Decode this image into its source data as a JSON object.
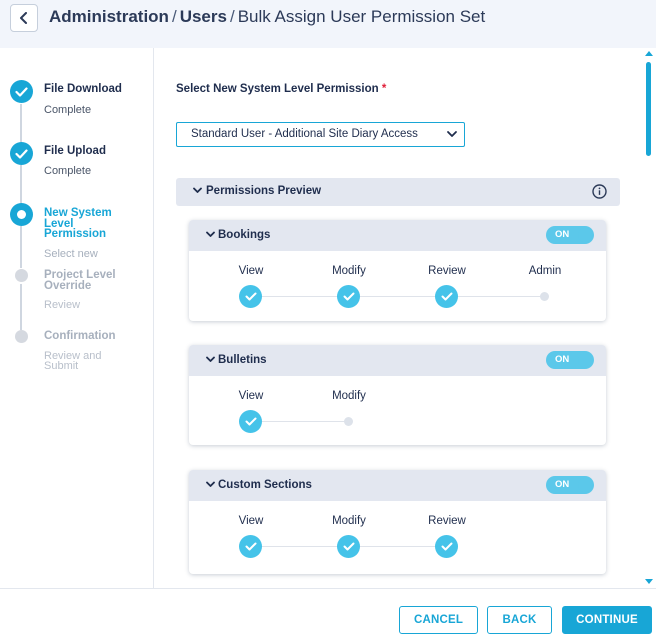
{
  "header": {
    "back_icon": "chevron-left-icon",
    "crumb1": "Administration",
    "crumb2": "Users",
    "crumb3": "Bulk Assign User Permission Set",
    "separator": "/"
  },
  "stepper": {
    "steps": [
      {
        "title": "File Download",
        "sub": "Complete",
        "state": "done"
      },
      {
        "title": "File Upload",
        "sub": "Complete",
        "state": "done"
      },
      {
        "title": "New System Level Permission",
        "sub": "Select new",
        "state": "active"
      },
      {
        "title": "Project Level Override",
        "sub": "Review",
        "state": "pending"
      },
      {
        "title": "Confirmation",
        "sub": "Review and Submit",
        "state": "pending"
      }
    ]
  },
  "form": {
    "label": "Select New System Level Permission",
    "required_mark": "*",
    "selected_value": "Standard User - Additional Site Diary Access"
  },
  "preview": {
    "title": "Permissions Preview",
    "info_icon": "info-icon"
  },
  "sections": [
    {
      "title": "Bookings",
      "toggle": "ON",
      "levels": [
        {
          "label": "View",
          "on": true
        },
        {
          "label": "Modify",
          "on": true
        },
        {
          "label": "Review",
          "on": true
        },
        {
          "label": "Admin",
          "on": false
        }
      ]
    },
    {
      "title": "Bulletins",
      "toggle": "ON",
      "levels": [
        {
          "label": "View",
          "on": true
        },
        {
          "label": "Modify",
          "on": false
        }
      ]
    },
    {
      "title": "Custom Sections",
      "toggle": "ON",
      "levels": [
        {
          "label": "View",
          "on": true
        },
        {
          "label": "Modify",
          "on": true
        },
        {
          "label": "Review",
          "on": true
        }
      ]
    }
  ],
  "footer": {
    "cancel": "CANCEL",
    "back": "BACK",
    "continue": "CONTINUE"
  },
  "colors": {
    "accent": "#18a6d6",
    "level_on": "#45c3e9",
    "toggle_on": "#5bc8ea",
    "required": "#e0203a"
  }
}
----------------
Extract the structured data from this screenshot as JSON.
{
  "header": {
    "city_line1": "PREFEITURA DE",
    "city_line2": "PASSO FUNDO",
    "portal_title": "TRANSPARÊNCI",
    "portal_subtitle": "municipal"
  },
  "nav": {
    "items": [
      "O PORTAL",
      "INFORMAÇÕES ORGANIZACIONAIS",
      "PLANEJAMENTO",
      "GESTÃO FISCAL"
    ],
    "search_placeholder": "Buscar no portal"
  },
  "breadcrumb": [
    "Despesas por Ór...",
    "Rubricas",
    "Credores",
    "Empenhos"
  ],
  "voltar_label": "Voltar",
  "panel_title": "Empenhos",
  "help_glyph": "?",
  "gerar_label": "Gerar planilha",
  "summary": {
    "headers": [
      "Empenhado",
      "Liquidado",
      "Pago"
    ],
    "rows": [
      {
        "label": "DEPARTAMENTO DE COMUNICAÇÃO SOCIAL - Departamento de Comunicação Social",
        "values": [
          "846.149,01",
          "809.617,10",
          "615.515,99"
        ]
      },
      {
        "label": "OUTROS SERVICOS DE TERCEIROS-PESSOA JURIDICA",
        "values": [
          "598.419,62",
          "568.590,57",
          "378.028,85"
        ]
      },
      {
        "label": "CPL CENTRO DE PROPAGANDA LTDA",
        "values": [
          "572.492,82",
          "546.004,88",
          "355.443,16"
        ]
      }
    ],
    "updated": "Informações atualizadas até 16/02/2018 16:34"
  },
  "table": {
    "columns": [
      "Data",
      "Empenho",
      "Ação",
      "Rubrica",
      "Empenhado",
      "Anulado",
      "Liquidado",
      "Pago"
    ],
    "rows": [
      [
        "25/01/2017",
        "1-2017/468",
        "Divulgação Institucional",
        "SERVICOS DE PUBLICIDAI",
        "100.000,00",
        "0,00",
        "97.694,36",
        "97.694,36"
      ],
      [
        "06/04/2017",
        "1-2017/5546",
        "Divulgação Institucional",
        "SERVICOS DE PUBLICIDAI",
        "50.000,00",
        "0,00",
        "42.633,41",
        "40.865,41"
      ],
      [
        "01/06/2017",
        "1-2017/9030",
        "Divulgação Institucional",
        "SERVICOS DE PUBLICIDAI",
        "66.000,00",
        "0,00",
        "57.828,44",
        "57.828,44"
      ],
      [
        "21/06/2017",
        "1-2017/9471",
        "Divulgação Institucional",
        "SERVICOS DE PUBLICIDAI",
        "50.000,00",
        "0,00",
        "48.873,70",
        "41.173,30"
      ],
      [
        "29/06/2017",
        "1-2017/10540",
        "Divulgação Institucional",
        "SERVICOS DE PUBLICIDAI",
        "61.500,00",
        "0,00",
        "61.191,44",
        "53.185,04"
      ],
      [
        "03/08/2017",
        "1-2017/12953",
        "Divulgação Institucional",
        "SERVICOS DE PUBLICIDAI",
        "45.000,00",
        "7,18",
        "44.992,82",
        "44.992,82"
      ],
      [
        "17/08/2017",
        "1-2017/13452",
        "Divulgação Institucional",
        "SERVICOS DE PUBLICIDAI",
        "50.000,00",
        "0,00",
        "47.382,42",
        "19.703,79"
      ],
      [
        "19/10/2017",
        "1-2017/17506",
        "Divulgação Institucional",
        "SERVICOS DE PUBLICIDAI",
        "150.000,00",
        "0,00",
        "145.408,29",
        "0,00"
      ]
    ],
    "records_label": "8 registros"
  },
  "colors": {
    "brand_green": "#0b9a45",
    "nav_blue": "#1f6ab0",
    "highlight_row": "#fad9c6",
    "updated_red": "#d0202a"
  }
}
----------------
Exercise description: Examine the entries and report how many of their lines contain the string "File", giving no more than the number.

Answer: 2